Figure record extracts
+--

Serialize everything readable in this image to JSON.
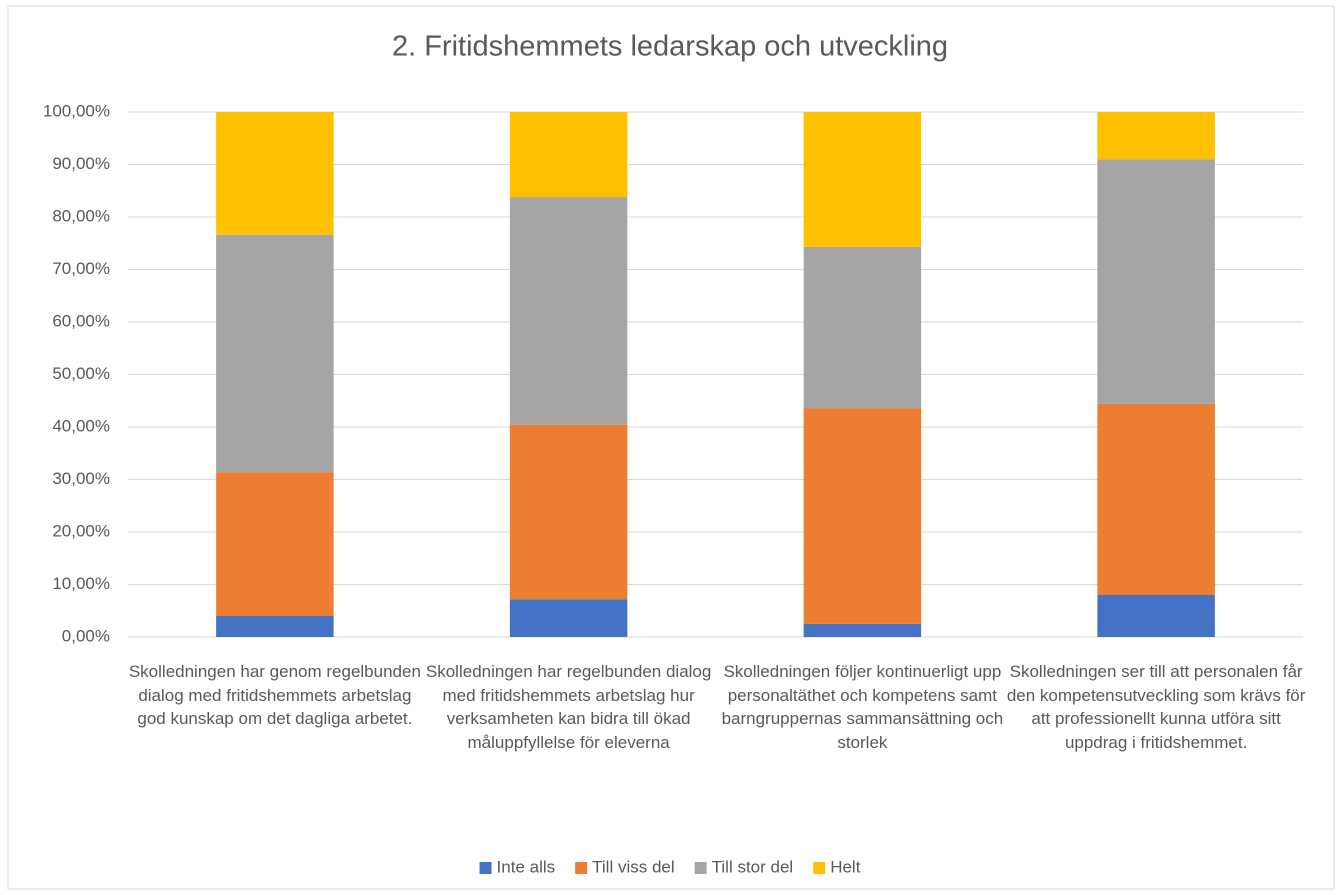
{
  "chart_data": {
    "type": "stacked_bar",
    "title": "2. Fritidshemmets ledarskap och utveckling",
    "categories": [
      "Skolledningen har genom regelbunden dialog med fritidshemmets arbetslag god kunskap om det dagliga arbetet.",
      "Skolledningen har regelbunden dialog med fritidshemmets arbetslag hur verksamheten kan bidra till ökad måluppfyllelse för eleverna",
      "Skolledningen följer kontinuerligt upp personaltäthet och kompetens samt barngruppernas sammansättning och storlek",
      "Skolledningen ser till att personalen får den kompetensutveckling som krävs för att professionellt kunna utföra sitt uppdrag i fritidshemmet."
    ],
    "series": [
      {
        "name": "Inte alls",
        "color": "#4472c4",
        "values": [
          4.0,
          7.2,
          2.5,
          8.0
        ]
      },
      {
        "name": "Till viss del",
        "color": "#ed7d31",
        "values": [
          27.4,
          33.2,
          41.1,
          36.4
        ]
      },
      {
        "name": "Till stor del",
        "color": "#a5a5a5",
        "values": [
          45.2,
          43.4,
          30.7,
          46.6
        ]
      },
      {
        "name": "Helt",
        "color": "#ffc000",
        "values": [
          23.4,
          16.2,
          25.7,
          9.0
        ]
      }
    ],
    "ylim": [
      0,
      100
    ],
    "yticks": [
      {
        "value": 0,
        "label": "0,00%"
      },
      {
        "value": 10,
        "label": "10,00%"
      },
      {
        "value": 20,
        "label": "20,00%"
      },
      {
        "value": 30,
        "label": "30,00%"
      },
      {
        "value": 40,
        "label": "40,00%"
      },
      {
        "value": 50,
        "label": "50,00%"
      },
      {
        "value": 60,
        "label": "60,00%"
      },
      {
        "value": 70,
        "label": "70,00%"
      },
      {
        "value": 80,
        "label": "80,00%"
      },
      {
        "value": 90,
        "label": "90,00%"
      },
      {
        "value": 100,
        "label": "100,00%"
      }
    ],
    "grid": true,
    "legend": "bottom"
  }
}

+--

## WORK ITEM
Repeat every line of the data above exactly, but drop the pictures.

## SOLUTION TO THIS EXERCISE
Serialize everything readable in this image to JSON.
{
  "chart_data": {
    "type": "stacked_bar",
    "title": "2. Fritidshemmets ledarskap och utveckling",
    "categories": [
      "Skolledningen har genom regelbunden dialog med fritidshemmets arbetslag god kunskap om det dagliga arbetet.",
      "Skolledningen har regelbunden dialog med fritidshemmets arbetslag hur verksamheten kan bidra till ökad måluppfyllelse för eleverna",
      "Skolledningen följer kontinuerligt upp personaltäthet och kompetens samt barngruppernas sammansättning och storlek",
      "Skolledningen ser till att personalen får den kompetensutveckling som krävs för att professionellt kunna utföra sitt uppdrag i fritidshemmet."
    ],
    "series": [
      {
        "name": "Inte alls",
        "color": "#4472c4",
        "values": [
          4.0,
          7.2,
          2.5,
          8.0
        ]
      },
      {
        "name": "Till viss del",
        "color": "#ed7d31",
        "values": [
          27.4,
          33.2,
          41.1,
          36.4
        ]
      },
      {
        "name": "Till stor del",
        "color": "#a5a5a5",
        "values": [
          45.2,
          43.4,
          30.7,
          46.6
        ]
      },
      {
        "name": "Helt",
        "color": "#ffc000",
        "values": [
          23.4,
          16.2,
          25.7,
          9.0
        ]
      }
    ],
    "ylim": [
      0,
      100
    ],
    "yticks": [
      {
        "value": 0,
        "label": "0,00%"
      },
      {
        "value": 10,
        "label": "10,00%"
      },
      {
        "value": 20,
        "label": "20,00%"
      },
      {
        "value": 30,
        "label": "30,00%"
      },
      {
        "value": 40,
        "label": "40,00%"
      },
      {
        "value": 50,
        "label": "50,00%"
      },
      {
        "value": 60,
        "label": "60,00%"
      },
      {
        "value": 70,
        "label": "70,00%"
      },
      {
        "value": 80,
        "label": "80,00%"
      },
      {
        "value": 90,
        "label": "90,00%"
      },
      {
        "value": 100,
        "label": "100,00%"
      }
    ],
    "grid": true,
    "legend": "bottom"
  }
}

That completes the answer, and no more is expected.